WORK TO COMPLETE
Whatever appears in the listing must be reproduced exactly.
----
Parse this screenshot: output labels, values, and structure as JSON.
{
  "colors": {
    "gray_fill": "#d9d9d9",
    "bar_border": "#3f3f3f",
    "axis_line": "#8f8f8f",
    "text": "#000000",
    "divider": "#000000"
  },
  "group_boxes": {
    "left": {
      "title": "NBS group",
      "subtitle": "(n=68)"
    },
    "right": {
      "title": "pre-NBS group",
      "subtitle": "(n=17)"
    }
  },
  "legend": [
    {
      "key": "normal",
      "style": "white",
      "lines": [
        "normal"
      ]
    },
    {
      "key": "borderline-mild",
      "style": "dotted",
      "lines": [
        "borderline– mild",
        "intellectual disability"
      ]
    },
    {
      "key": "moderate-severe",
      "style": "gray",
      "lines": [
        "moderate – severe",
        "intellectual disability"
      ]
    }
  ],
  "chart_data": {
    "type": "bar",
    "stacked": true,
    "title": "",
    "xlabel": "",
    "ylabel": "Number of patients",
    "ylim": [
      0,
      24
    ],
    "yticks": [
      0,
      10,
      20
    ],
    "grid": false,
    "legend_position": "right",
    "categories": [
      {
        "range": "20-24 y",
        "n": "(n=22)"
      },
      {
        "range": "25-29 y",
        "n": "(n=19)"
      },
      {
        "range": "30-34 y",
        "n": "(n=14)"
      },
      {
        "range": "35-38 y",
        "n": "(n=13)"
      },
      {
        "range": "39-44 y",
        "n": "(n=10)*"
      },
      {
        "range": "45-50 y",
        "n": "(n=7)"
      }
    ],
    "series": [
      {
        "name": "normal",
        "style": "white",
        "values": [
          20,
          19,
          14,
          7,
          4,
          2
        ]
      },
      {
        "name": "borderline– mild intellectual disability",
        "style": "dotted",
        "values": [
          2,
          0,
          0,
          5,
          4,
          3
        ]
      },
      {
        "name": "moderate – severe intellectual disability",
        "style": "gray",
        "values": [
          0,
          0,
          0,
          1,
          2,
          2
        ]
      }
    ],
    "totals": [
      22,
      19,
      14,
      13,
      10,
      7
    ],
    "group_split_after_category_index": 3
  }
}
----
RESULT
Parse this screenshot: output labels, values, and structure as JSON.
{
  "colors": {
    "gray_fill": "#d9d9d9",
    "bar_border": "#3f3f3f",
    "axis_line": "#8f8f8f",
    "text": "#000000",
    "divider": "#000000"
  },
  "group_boxes": {
    "left": {
      "title": "NBS group",
      "subtitle": "(n=68)"
    },
    "right": {
      "title": "pre-NBS group",
      "subtitle": "(n=17)"
    }
  },
  "legend": [
    {
      "key": "normal",
      "style": "white",
      "lines": [
        "normal"
      ]
    },
    {
      "key": "borderline-mild",
      "style": "dotted",
      "lines": [
        "borderline– mild",
        "intellectual disability"
      ]
    },
    {
      "key": "moderate-severe",
      "style": "gray",
      "lines": [
        "moderate – severe",
        "intellectual disability"
      ]
    }
  ],
  "chart_data": {
    "type": "bar",
    "stacked": true,
    "title": "",
    "xlabel": "",
    "ylabel": "Number of patients",
    "ylim": [
      0,
      24
    ],
    "yticks": [
      0,
      10,
      20
    ],
    "grid": false,
    "legend_position": "right",
    "categories": [
      {
        "range": "20-24 y",
        "n": "(n=22)"
      },
      {
        "range": "25-29 y",
        "n": "(n=19)"
      },
      {
        "range": "30-34 y",
        "n": "(n=14)"
      },
      {
        "range": "35-38 y",
        "n": "(n=13)"
      },
      {
        "range": "39-44 y",
        "n": "(n=10)*"
      },
      {
        "range": "45-50 y",
        "n": "(n=7)"
      }
    ],
    "series": [
      {
        "name": "normal",
        "style": "white",
        "values": [
          20,
          19,
          14,
          7,
          4,
          2
        ]
      },
      {
        "name": "borderline– mild intellectual disability",
        "style": "dotted",
        "values": [
          2,
          0,
          0,
          5,
          4,
          3
        ]
      },
      {
        "name": "moderate – severe intellectual disability",
        "style": "gray",
        "values": [
          0,
          0,
          0,
          1,
          2,
          2
        ]
      }
    ],
    "totals": [
      22,
      19,
      14,
      13,
      10,
      7
    ],
    "group_split_after_category_index": 3
  }
}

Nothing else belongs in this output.